* _GIVEN EXERCISE_
Set down all of the data exactly as it appears.

Start TASK MATERIAL

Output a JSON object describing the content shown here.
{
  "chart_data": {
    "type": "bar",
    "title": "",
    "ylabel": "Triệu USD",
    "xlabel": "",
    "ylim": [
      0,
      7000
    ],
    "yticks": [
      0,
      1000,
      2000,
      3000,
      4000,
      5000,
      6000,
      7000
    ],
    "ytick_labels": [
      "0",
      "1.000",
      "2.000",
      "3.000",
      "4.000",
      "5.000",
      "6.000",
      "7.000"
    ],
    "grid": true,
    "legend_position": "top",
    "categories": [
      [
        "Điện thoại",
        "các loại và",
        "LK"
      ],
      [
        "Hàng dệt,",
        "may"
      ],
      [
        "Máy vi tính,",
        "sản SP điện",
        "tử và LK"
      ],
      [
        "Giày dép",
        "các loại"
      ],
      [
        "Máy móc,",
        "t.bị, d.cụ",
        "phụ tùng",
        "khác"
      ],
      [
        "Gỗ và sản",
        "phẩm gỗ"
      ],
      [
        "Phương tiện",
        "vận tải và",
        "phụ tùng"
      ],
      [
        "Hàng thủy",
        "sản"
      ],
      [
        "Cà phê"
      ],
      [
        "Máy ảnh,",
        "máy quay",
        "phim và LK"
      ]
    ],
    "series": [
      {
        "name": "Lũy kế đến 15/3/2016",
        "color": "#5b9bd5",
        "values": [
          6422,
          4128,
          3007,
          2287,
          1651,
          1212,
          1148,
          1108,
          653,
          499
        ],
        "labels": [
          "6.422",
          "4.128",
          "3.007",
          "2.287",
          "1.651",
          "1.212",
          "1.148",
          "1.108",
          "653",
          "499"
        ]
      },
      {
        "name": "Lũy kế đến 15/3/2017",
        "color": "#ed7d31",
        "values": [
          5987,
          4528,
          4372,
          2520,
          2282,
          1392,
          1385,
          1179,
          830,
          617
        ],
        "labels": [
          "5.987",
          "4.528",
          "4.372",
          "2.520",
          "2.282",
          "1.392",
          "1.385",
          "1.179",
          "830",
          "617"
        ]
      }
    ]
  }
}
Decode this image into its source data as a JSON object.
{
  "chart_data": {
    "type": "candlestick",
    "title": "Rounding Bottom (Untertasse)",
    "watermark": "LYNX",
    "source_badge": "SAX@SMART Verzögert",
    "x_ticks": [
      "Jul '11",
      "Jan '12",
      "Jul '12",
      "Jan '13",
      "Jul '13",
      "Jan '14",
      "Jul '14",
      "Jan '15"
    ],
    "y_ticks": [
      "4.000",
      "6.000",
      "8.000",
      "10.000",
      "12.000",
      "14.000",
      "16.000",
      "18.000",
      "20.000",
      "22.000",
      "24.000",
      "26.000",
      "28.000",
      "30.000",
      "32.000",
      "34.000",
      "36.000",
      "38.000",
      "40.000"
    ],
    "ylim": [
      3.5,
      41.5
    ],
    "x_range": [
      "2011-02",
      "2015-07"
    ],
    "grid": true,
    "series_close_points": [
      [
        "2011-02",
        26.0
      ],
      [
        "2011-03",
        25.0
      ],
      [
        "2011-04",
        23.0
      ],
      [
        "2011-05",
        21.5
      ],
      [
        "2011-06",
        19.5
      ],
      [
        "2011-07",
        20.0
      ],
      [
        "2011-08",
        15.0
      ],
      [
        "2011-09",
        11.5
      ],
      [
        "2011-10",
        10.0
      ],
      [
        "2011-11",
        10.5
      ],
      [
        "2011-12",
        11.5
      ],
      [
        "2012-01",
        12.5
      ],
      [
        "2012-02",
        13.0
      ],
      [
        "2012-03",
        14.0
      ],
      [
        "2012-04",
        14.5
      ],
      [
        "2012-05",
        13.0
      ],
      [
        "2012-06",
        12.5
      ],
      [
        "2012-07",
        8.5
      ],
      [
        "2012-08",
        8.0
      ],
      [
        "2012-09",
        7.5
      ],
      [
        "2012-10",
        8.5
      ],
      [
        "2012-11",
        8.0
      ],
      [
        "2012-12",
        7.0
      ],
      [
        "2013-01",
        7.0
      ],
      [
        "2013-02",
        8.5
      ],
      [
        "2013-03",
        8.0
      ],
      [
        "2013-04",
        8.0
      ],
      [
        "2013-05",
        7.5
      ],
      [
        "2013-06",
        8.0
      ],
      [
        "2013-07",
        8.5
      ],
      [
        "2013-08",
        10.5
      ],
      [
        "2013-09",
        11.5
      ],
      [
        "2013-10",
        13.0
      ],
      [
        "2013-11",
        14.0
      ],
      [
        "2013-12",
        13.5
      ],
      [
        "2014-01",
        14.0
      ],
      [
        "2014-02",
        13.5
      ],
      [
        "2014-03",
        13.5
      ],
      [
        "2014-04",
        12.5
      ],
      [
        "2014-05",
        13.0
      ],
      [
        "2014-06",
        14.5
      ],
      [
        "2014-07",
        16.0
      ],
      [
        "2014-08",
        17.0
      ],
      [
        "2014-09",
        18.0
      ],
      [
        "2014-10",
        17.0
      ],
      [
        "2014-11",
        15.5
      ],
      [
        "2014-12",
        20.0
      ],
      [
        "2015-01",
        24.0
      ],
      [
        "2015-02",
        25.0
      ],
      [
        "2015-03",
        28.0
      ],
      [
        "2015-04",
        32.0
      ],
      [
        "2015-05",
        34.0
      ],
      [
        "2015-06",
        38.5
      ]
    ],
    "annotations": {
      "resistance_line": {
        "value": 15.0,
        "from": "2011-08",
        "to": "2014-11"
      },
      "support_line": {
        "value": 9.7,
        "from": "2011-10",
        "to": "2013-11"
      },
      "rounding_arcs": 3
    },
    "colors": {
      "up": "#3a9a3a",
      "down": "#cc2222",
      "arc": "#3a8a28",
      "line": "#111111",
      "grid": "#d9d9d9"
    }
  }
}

End TASK MATERIAL

* _SOLUTION TO THIS EXERCISE_
Output a JSON object describing the content shown here.
{
  "chart_data": {
    "type": "bar",
    "title": "",
    "ylabel": "Triệu USD",
    "xlabel": "",
    "ylim": [
      0,
      7000
    ],
    "yticks": [
      0,
      1000,
      2000,
      3000,
      4000,
      5000,
      6000,
      7000
    ],
    "ytick_labels": [
      "0",
      "1.000",
      "2.000",
      "3.000",
      "4.000",
      "5.000",
      "6.000",
      "7.000"
    ],
    "grid": true,
    "legend_position": "top",
    "categories": [
      [
        "Điện thoại",
        "các loại và",
        "LK"
      ],
      [
        "Hàng dệt,",
        "may"
      ],
      [
        "Máy vi tính,",
        "sản SP điện",
        "tử và LK"
      ],
      [
        "Giày dép",
        "các loại"
      ],
      [
        "Máy móc,",
        "t.bị, d.cụ",
        "phụ tùng",
        "khác"
      ],
      [
        "Gỗ và sản",
        "phẩm gỗ"
      ],
      [
        "Phương tiện",
        "vận tải và",
        "phụ tùng"
      ],
      [
        "Hàng thủy",
        "sản"
      ],
      [
        "Cà phê"
      ],
      [
        "Máy ảnh,",
        "máy quay",
        "phim và LK"
      ]
    ],
    "series": [
      {
        "name": "Lũy kế đến 15/3/2016",
        "color": "#5b9bd5",
        "values": [
          6422,
          4128,
          3007,
          2287,
          1651,
          1212,
          1148,
          1108,
          653,
          499
        ],
        "labels": [
          "6.422",
          "4.128",
          "3.007",
          "2.287",
          "1.651",
          "1.212",
          "1.148",
          "1.108",
          "653",
          "499"
        ]
      },
      {
        "name": "Lũy kế đến 15/3/2017",
        "color": "#ed7d31",
        "values": [
          5987,
          4528,
          4372,
          2520,
          2282,
          1392,
          1385,
          1179,
          830,
          617
        ],
        "labels": [
          "5.987",
          "4.528",
          "4.372",
          "2.520",
          "2.282",
          "1.392",
          "1.385",
          "1.179",
          "830",
          "617"
        ]
      }
    ]
  }
}
Decode this image into its source data as a JSON object.
{
  "chart_data": {
    "type": "candlestick",
    "title": "Rounding Bottom (Untertasse)",
    "watermark": "LYNX",
    "source_badge": "SAX@SMART Verzögert",
    "x_ticks": [
      "Jul '11",
      "Jan '12",
      "Jul '12",
      "Jan '13",
      "Jul '13",
      "Jan '14",
      "Jul '14",
      "Jan '15"
    ],
    "y_ticks": [
      "4.000",
      "6.000",
      "8.000",
      "10.000",
      "12.000",
      "14.000",
      "16.000",
      "18.000",
      "20.000",
      "22.000",
      "24.000",
      "26.000",
      "28.000",
      "30.000",
      "32.000",
      "34.000",
      "36.000",
      "38.000",
      "40.000"
    ],
    "ylim": [
      3.5,
      41.5
    ],
    "x_range": [
      "2011-02",
      "2015-07"
    ],
    "grid": true,
    "series_close_points": [
      [
        "2011-02",
        26.0
      ],
      [
        "2011-03",
        25.0
      ],
      [
        "2011-04",
        23.0
      ],
      [
        "2011-05",
        21.5
      ],
      [
        "2011-06",
        19.5
      ],
      [
        "2011-07",
        20.0
      ],
      [
        "2011-08",
        15.0
      ],
      [
        "2011-09",
        11.5
      ],
      [
        "2011-10",
        10.0
      ],
      [
        "2011-11",
        10.5
      ],
      [
        "2011-12",
        11.5
      ],
      [
        "2012-01",
        12.5
      ],
      [
        "2012-02",
        13.0
      ],
      [
        "2012-03",
        14.0
      ],
      [
        "2012-04",
        14.5
      ],
      [
        "2012-05",
        13.0
      ],
      [
        "2012-06",
        12.5
      ],
      [
        "2012-07",
        8.5
      ],
      [
        "2012-08",
        8.0
      ],
      [
        "2012-09",
        7.5
      ],
      [
        "2012-10",
        8.5
      ],
      [
        "2012-11",
        8.0
      ],
      [
        "2012-12",
        7.0
      ],
      [
        "2013-01",
        7.0
      ],
      [
        "2013-02",
        8.5
      ],
      [
        "2013-03",
        8.0
      ],
      [
        "2013-04",
        8.0
      ],
      [
        "2013-05",
        7.5
      ],
      [
        "2013-06",
        8.0
      ],
      [
        "2013-07",
        8.5
      ],
      [
        "2013-08",
        10.5
      ],
      [
        "2013-09",
        11.5
      ],
      [
        "2013-10",
        13.0
      ],
      [
        "2013-11",
        14.0
      ],
      [
        "2013-12",
        13.5
      ],
      [
        "2014-01",
        14.0
      ],
      [
        "2014-02",
        13.5
      ],
      [
        "2014-03",
        13.5
      ],
      [
        "2014-04",
        12.5
      ],
      [
        "2014-05",
        13.0
      ],
      [
        "2014-06",
        14.5
      ],
      [
        "2014-07",
        16.0
      ],
      [
        "2014-08",
        17.0
      ],
      [
        "2014-09",
        18.0
      ],
      [
        "2014-10",
        17.0
      ],
      [
        "2014-11",
        15.5
      ],
      [
        "2014-12",
        20.0
      ],
      [
        "2015-01",
        24.0
      ],
      [
        "2015-02",
        25.0
      ],
      [
        "2015-03",
        28.0
      ],
      [
        "2015-04",
        32.0
      ],
      [
        "2015-05",
        34.0
      ],
      [
        "2015-06",
        38.5
      ]
    ],
    "annotations": {
      "resistance_line": {
        "value": 15.0,
        "from": "2011-08",
        "to": "2014-11"
      },
      "support_line": {
        "value": 9.7,
        "from": "2011-10",
        "to": "2013-11"
      },
      "rounding_arcs": 3
    },
    "colors": {
      "up": "#3a9a3a",
      "down": "#cc2222",
      "arc": "#3a8a28",
      "line": "#111111",
      "grid": "#d9d9d9"
    }
  }
}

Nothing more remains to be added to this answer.